-- Required work --
Give the number of lines holding the string "Associates" and nothing more.
-- start Records shown --
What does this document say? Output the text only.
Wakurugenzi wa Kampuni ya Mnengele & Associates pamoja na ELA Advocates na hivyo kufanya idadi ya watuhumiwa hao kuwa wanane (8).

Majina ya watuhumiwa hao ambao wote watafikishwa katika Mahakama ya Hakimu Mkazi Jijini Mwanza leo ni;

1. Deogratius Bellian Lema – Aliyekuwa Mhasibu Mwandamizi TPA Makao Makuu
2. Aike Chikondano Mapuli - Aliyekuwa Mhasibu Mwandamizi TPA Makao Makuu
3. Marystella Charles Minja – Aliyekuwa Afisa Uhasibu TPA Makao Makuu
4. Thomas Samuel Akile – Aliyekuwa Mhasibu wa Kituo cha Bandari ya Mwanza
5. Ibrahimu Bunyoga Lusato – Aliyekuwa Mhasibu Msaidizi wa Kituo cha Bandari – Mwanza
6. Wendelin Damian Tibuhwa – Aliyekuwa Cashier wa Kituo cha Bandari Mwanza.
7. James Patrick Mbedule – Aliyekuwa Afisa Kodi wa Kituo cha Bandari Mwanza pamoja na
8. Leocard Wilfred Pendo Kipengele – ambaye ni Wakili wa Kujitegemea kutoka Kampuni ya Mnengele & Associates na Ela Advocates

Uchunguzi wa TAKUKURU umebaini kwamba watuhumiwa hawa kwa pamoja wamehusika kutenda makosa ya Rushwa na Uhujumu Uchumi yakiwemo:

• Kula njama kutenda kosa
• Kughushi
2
-- end Records shown --
-- start Records shown --
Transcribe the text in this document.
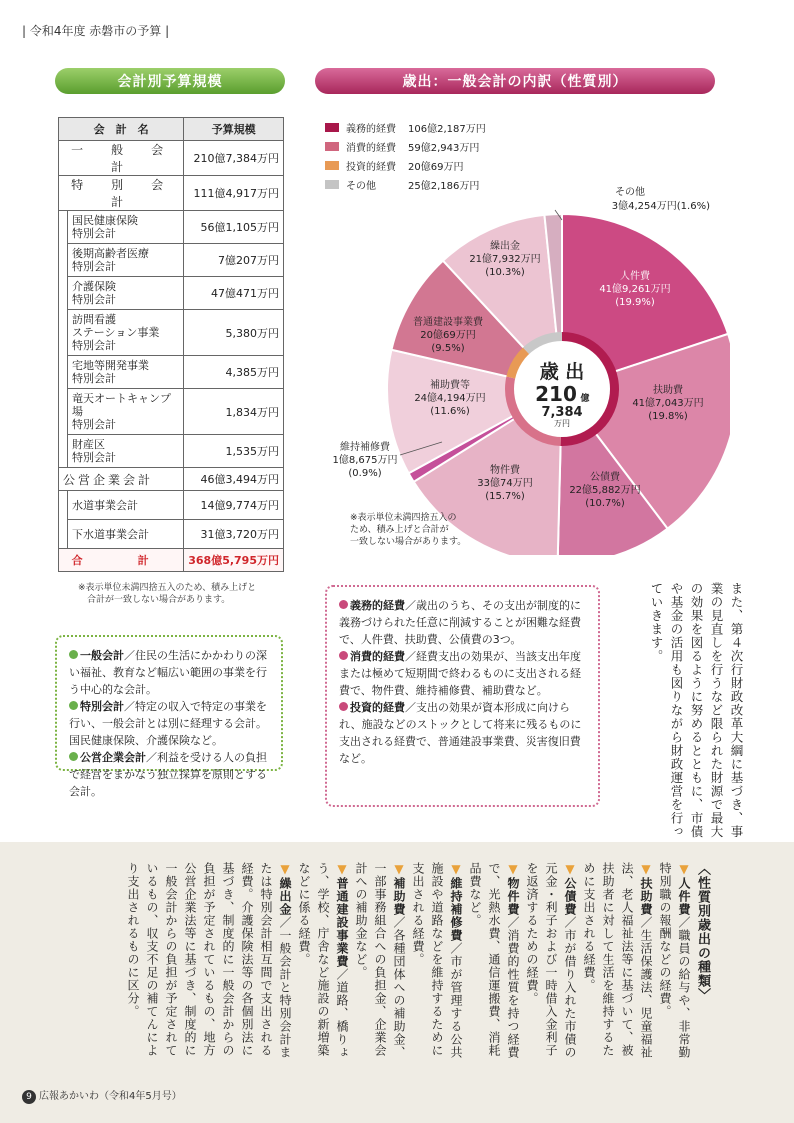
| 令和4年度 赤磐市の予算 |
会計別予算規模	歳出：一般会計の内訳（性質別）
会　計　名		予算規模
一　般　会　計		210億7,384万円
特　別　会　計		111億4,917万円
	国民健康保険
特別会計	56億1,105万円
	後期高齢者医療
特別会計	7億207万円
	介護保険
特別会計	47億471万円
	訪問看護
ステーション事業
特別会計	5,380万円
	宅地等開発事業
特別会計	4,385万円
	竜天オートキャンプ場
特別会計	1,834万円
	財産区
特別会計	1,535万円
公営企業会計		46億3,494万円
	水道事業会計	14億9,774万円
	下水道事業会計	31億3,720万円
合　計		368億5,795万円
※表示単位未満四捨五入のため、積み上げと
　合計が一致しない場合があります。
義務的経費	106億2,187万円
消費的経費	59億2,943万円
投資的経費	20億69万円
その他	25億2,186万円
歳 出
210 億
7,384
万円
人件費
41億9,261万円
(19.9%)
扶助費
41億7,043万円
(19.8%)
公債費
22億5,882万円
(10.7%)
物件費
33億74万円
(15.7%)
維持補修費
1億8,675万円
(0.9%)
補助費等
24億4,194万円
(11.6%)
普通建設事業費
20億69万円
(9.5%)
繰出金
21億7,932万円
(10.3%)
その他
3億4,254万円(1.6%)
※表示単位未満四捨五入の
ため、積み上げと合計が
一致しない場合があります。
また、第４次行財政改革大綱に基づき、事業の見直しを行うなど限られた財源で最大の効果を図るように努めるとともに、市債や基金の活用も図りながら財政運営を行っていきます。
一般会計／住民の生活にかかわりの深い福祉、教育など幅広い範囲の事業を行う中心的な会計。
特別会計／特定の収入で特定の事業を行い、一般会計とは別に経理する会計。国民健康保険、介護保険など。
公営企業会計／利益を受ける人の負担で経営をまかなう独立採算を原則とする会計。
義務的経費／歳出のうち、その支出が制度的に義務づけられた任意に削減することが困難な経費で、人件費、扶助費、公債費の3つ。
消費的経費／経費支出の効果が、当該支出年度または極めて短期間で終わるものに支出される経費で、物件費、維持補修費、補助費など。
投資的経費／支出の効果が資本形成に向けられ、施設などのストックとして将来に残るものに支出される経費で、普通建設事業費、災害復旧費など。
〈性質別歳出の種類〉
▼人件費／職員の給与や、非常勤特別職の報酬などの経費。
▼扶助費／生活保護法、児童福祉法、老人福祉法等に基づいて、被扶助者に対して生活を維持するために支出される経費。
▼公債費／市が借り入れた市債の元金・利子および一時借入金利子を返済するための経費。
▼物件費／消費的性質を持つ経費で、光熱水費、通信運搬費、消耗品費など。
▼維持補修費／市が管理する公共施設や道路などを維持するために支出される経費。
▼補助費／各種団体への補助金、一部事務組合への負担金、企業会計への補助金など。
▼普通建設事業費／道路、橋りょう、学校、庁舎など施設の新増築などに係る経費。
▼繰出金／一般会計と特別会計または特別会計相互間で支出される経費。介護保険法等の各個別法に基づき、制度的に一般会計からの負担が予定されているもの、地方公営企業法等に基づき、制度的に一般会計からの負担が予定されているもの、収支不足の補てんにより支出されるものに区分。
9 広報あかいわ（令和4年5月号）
-- end Records shown --
-- Written answer --
2